__Task description__: Copy the items word for word, from the first line through the line containing "cross-b bbox=[302, 527, 314, 539]".

__Recorded information__:
——————————
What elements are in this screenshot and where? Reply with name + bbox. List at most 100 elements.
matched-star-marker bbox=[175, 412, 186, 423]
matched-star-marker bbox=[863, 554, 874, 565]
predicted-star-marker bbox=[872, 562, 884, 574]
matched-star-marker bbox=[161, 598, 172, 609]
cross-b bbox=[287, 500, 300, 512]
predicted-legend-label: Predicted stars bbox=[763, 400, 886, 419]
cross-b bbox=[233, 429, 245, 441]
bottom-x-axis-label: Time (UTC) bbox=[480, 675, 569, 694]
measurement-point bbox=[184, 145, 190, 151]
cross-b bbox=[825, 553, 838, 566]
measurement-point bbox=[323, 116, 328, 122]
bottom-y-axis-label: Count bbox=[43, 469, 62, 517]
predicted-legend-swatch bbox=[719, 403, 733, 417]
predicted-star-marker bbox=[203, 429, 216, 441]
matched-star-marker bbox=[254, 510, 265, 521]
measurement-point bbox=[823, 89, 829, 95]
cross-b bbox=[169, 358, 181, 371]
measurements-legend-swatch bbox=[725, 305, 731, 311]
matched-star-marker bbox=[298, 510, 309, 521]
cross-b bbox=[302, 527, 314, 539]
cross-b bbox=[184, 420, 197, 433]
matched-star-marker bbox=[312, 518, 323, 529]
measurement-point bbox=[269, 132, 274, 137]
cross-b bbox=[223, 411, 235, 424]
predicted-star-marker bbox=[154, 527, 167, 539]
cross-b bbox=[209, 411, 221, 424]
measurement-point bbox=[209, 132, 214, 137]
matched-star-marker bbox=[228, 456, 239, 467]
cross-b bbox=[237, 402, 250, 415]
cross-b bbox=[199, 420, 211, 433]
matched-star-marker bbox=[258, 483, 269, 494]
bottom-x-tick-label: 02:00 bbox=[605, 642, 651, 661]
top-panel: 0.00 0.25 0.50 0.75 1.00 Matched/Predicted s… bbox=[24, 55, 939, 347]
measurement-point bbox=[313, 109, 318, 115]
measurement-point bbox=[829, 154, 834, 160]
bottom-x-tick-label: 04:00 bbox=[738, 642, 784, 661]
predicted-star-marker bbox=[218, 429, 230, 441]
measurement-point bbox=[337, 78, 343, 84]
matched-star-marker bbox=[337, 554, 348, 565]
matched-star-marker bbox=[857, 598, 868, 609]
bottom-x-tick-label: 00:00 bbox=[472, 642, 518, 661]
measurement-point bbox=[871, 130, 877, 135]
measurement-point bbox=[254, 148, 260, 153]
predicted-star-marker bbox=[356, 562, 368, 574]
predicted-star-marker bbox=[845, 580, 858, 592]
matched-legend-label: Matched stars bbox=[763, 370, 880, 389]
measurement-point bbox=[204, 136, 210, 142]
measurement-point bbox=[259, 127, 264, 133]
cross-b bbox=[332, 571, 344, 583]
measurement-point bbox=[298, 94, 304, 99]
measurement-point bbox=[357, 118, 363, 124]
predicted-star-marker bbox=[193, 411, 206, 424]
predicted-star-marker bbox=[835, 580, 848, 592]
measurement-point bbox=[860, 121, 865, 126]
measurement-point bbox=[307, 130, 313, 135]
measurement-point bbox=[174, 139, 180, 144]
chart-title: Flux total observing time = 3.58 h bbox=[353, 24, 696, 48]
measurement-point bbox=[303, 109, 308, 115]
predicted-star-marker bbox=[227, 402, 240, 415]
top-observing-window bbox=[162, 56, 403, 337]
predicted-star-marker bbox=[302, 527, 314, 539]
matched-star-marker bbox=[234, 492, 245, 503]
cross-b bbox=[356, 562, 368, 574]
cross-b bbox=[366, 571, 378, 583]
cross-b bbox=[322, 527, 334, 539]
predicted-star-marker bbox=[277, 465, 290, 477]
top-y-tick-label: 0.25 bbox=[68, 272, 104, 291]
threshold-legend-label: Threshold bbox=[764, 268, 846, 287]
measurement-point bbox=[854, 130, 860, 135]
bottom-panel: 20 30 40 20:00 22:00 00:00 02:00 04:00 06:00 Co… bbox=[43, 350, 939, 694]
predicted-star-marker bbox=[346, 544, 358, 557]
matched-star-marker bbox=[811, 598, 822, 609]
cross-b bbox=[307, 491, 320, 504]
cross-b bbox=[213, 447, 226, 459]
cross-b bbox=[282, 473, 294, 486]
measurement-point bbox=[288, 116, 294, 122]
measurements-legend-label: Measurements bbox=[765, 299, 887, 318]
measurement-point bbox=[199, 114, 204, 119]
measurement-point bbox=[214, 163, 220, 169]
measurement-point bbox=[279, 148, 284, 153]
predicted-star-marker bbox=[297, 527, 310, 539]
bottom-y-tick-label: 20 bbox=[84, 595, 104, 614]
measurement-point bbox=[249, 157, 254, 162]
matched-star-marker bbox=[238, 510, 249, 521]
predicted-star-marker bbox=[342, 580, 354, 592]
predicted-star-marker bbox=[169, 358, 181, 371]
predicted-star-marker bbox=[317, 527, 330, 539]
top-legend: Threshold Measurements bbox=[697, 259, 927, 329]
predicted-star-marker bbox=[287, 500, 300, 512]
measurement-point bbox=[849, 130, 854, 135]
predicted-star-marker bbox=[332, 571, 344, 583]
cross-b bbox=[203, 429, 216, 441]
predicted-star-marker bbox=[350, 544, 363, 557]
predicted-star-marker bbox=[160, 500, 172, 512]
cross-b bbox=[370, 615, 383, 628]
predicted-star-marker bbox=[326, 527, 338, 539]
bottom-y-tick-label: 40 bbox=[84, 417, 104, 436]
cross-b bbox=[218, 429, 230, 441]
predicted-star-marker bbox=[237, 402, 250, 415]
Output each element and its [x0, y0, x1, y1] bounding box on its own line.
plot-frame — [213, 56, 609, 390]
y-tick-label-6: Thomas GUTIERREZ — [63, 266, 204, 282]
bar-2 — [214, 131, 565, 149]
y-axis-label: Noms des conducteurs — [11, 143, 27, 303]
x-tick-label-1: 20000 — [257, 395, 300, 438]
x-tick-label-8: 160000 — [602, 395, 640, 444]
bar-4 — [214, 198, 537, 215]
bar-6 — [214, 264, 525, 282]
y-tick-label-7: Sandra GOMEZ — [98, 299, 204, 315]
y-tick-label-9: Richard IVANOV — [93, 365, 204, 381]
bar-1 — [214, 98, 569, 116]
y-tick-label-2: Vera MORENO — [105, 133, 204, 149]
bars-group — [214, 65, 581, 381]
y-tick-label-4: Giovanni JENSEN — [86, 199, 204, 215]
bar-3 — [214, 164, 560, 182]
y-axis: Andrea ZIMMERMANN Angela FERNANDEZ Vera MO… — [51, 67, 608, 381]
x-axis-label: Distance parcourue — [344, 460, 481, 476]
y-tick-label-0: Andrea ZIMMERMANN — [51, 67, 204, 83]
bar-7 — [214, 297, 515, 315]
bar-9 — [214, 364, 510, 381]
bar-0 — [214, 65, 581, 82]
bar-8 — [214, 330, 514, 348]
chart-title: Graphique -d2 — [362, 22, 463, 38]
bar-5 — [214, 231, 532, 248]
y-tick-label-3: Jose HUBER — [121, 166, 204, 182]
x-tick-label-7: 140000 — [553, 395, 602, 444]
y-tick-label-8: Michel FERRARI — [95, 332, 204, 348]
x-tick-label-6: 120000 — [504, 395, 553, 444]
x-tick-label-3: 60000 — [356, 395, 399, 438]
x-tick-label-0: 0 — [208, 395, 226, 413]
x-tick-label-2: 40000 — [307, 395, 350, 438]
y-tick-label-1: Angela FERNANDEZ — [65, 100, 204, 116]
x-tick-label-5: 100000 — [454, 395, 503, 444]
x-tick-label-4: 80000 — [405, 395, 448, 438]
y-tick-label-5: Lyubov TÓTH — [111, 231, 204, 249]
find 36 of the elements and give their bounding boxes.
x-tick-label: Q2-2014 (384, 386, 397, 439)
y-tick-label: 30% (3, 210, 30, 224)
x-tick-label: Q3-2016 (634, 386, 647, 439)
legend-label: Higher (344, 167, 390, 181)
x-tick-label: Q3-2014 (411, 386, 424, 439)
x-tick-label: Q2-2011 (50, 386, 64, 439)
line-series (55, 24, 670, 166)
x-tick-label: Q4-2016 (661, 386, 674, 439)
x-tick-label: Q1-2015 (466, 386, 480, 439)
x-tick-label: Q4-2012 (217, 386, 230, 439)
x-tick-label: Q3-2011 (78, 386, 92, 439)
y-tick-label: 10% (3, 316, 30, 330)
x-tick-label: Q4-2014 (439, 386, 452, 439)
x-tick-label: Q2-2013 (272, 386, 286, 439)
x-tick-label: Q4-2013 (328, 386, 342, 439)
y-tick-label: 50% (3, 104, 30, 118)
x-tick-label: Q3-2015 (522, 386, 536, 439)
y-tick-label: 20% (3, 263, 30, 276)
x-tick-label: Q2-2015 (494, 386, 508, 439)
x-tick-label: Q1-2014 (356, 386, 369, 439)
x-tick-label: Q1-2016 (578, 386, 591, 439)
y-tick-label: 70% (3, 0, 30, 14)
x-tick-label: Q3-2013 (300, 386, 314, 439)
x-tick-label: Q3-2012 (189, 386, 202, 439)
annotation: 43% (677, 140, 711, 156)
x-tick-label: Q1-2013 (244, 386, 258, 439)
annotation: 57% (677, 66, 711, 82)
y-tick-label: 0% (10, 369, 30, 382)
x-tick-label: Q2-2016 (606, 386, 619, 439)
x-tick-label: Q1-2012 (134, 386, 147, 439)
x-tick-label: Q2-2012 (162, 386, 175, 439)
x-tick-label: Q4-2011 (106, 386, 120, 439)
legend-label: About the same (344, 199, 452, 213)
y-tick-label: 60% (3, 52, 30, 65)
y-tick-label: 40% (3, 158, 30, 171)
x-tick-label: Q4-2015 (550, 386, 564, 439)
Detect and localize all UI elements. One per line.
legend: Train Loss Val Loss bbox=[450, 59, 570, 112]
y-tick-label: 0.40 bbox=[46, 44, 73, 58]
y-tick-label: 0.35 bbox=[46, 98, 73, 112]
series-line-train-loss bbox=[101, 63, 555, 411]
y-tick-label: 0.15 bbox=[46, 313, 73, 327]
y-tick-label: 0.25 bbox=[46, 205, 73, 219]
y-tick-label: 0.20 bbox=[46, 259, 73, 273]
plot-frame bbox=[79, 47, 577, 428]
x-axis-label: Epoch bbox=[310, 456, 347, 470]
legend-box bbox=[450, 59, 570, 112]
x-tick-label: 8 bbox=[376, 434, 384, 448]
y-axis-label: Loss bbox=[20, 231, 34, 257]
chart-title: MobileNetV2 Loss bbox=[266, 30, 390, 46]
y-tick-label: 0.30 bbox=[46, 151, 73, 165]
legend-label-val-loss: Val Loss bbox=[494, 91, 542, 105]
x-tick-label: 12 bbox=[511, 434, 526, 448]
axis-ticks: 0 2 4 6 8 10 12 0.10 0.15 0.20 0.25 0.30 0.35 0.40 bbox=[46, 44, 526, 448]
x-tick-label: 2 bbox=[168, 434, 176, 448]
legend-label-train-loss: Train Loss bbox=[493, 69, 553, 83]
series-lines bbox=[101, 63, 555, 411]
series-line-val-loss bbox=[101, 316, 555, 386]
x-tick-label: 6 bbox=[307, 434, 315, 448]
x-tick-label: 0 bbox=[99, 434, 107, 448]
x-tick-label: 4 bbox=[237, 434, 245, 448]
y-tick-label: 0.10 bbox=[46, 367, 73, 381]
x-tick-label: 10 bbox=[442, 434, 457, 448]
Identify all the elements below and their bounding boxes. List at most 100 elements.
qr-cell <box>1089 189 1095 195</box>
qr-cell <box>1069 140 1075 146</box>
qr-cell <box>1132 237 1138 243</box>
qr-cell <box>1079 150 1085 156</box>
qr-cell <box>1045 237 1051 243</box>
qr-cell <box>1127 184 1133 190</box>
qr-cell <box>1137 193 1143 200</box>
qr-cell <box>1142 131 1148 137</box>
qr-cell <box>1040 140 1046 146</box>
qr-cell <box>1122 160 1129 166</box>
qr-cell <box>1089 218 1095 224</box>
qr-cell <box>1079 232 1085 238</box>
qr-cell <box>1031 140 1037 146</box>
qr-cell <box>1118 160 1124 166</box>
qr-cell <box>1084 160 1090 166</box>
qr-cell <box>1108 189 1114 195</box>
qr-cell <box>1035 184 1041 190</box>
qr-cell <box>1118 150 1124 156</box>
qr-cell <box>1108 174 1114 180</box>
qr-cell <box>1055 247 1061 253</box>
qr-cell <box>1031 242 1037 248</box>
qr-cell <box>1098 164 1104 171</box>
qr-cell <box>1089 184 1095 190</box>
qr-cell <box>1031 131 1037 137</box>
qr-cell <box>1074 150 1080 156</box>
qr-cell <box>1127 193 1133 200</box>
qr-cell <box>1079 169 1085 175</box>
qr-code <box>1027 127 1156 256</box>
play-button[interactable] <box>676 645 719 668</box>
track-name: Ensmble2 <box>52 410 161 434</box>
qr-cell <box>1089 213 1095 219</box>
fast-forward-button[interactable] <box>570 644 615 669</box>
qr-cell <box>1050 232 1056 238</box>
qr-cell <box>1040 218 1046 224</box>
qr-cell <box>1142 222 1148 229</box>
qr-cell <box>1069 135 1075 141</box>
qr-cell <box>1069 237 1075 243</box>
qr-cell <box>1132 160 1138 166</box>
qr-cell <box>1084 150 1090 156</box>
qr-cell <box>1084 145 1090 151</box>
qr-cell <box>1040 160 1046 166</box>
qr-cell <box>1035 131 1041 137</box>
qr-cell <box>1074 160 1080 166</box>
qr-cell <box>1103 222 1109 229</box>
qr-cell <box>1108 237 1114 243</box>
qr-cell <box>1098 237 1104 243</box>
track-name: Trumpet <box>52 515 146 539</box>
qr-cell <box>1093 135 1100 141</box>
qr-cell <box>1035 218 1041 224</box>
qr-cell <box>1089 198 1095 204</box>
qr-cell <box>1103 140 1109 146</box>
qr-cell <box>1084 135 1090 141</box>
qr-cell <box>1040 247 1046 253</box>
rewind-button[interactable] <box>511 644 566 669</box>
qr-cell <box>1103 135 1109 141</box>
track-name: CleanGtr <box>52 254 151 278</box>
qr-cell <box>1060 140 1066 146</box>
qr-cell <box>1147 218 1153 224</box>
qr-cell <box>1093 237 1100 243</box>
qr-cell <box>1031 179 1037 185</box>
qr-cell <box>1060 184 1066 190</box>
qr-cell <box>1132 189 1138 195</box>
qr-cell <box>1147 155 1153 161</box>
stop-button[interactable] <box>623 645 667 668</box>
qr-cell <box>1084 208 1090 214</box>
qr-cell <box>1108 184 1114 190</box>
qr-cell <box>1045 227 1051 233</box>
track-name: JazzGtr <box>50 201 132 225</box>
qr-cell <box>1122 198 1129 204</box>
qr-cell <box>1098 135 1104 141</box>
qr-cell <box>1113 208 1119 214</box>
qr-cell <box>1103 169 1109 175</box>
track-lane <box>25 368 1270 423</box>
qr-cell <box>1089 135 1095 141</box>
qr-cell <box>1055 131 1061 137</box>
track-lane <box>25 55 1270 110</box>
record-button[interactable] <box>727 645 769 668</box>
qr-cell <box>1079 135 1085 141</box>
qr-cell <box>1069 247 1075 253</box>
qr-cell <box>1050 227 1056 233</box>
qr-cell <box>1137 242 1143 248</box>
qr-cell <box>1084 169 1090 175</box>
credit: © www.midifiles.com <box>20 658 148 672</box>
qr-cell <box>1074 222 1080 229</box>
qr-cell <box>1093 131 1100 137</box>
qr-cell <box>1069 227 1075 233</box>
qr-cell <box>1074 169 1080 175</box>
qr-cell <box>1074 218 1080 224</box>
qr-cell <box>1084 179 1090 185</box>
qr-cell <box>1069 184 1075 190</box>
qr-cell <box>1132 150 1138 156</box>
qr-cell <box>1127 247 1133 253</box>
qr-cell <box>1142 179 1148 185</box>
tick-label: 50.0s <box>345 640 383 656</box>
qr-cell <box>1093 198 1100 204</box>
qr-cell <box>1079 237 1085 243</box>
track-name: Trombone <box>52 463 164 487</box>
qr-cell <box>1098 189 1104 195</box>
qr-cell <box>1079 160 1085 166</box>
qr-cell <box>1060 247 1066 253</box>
——————————
__Response__:
What elements are in this screenshot and where? Reply with name + bbox. List at most 100 elements.
matched-star-marker bbox=[175, 412, 186, 423]
matched-star-marker bbox=[863, 554, 874, 565]
predicted-star-marker bbox=[872, 562, 884, 574]
matched-star-marker bbox=[161, 598, 172, 609]
cross-b bbox=[287, 500, 300, 512]
predicted-legend-label: Predicted stars bbox=[763, 400, 886, 419]
cross-b bbox=[233, 429, 245, 441]
bottom-x-axis-label: Time (UTC) bbox=[480, 675, 569, 694]
measurement-point bbox=[184, 145, 190, 151]
cross-b bbox=[825, 553, 838, 566]
measurement-point bbox=[323, 116, 328, 122]
bottom-y-axis-label: Count bbox=[43, 469, 62, 517]
predicted-legend-swatch bbox=[719, 403, 733, 417]
predicted-star-marker bbox=[203, 429, 216, 441]
matched-star-marker bbox=[254, 510, 265, 521]
measurement-point bbox=[823, 89, 829, 95]
cross-b bbox=[169, 358, 181, 371]
measurements-legend-swatch bbox=[725, 305, 731, 311]
matched-star-marker bbox=[298, 510, 309, 521]
cross-b bbox=[302, 527, 314, 539]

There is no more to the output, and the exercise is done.